Excerpts from a layout annotation set:
● ● ● ● ● ● ●
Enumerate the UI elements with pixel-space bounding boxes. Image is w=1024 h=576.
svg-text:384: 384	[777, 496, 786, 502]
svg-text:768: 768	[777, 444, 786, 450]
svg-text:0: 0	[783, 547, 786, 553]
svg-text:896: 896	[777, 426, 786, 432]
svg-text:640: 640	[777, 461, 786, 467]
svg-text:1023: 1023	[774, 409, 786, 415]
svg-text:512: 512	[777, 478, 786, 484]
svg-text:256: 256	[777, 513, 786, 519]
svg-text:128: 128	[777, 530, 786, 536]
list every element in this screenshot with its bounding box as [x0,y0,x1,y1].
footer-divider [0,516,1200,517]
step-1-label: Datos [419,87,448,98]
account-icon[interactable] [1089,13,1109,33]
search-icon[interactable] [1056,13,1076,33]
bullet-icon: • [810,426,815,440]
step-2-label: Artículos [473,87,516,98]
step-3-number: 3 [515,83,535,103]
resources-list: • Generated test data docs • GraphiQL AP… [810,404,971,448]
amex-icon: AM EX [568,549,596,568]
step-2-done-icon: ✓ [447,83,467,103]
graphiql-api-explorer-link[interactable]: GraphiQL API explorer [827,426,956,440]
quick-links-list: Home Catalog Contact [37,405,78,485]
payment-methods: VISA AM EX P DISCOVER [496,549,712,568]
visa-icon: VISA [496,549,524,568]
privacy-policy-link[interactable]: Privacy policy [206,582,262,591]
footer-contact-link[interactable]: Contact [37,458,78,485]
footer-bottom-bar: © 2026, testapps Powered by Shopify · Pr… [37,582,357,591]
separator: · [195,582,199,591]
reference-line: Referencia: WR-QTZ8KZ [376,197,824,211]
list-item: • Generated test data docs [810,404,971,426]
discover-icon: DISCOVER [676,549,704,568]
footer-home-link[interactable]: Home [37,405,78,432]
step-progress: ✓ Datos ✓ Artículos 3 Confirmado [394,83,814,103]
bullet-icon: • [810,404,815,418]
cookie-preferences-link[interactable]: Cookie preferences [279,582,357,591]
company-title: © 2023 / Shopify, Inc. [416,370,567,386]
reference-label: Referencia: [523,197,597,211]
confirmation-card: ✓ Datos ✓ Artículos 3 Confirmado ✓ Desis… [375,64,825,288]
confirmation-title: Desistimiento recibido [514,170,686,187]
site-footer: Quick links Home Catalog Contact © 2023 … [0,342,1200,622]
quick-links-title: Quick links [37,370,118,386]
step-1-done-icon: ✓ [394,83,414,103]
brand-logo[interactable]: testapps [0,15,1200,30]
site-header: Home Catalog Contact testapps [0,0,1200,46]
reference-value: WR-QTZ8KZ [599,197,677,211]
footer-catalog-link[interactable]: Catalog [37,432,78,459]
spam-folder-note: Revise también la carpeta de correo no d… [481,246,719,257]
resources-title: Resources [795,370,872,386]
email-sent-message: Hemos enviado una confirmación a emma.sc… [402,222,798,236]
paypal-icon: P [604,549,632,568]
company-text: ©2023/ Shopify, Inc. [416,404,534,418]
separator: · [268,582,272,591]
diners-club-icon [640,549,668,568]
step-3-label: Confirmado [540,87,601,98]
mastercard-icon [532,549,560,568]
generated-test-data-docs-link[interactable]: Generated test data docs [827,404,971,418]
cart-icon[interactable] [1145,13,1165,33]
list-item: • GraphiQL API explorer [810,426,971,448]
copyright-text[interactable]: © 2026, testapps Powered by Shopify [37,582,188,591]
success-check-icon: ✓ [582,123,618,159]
● ● ● ● ● ● ●
Switch "svg-text" to "axis-label" everywhere in the rows running from the start through the line containing "409, 786, 415]", and write those rows out again with nothing else changed.

### Response to the exercise:
Enumerate the UI elements with pixel-space bounding boxes. Image is w=1024 h=576.
axis-label:384: 384	[777, 496, 786, 502]
axis-label:768: 768	[777, 444, 786, 450]
axis-label:0: 0	[783, 547, 786, 553]
axis-label:896: 896	[777, 426, 786, 432]
axis-label:640: 640	[777, 461, 786, 467]
axis-label:1023: 1023	[774, 409, 786, 415]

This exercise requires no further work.